### Written task:
Please pick out every line of the items below that contains the string "point", and copy each one. Case counts.

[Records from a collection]
· · · · ·

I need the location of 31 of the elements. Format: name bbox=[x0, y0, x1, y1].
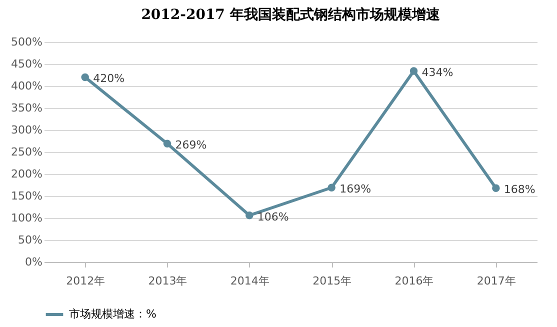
point bbox=[328, 184, 336, 192]
x-tick-label: 2014年 bbox=[230, 274, 270, 288]
y-tick-label: 200% bbox=[11, 168, 42, 180]
x-tick-label: 2012年 bbox=[66, 274, 106, 288]
y-tick-label: 400% bbox=[11, 80, 42, 92]
point bbox=[246, 211, 254, 220]
y-tick-label: 250% bbox=[11, 146, 42, 158]
data-label: 269% bbox=[175, 138, 207, 152]
y-tick-label: 100% bbox=[11, 212, 42, 224]
y-tick-label: 0% bbox=[25, 256, 42, 268]
data-label: 169% bbox=[340, 182, 372, 196]
y-tick-label: 50% bbox=[18, 234, 42, 246]
point bbox=[410, 67, 418, 75]
data-label: 168% bbox=[504, 183, 536, 196]
x-tick-label: 2015年 bbox=[312, 274, 352, 288]
y-tick-label: 300% bbox=[11, 124, 42, 136]
x-tick-label: 2013年 bbox=[148, 274, 188, 288]
y-tick-label: 350% bbox=[11, 102, 42, 114]
y-tick-label: 500% bbox=[11, 36, 42, 48]
point bbox=[81, 73, 89, 82]
data-label: 434% bbox=[422, 66, 454, 80]
x-tick-label: 2017年 bbox=[476, 274, 516, 288]
data-label: 106% bbox=[257, 210, 289, 224]
data-label: 420% bbox=[93, 72, 125, 86]
legend-label: 市场规模增速：% bbox=[69, 308, 156, 320]
point bbox=[492, 184, 500, 192]
chart-title: 2012-2017 年我国装配式钢结构市场规模增速 bbox=[141, 6, 441, 23]
point bbox=[163, 140, 172, 148]
y-tick-label: 450% bbox=[11, 58, 42, 70]
y-tick-label: 150% bbox=[11, 190, 42, 202]
x-tick-label: 2016年 bbox=[394, 274, 434, 288]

· · · · ·

### Result for this task:
point bbox=[328, 184, 336, 192]
point bbox=[246, 211, 254, 220]
point bbox=[410, 67, 418, 75]
point bbox=[81, 73, 89, 82]
point bbox=[492, 184, 500, 192]
point bbox=[163, 140, 172, 148]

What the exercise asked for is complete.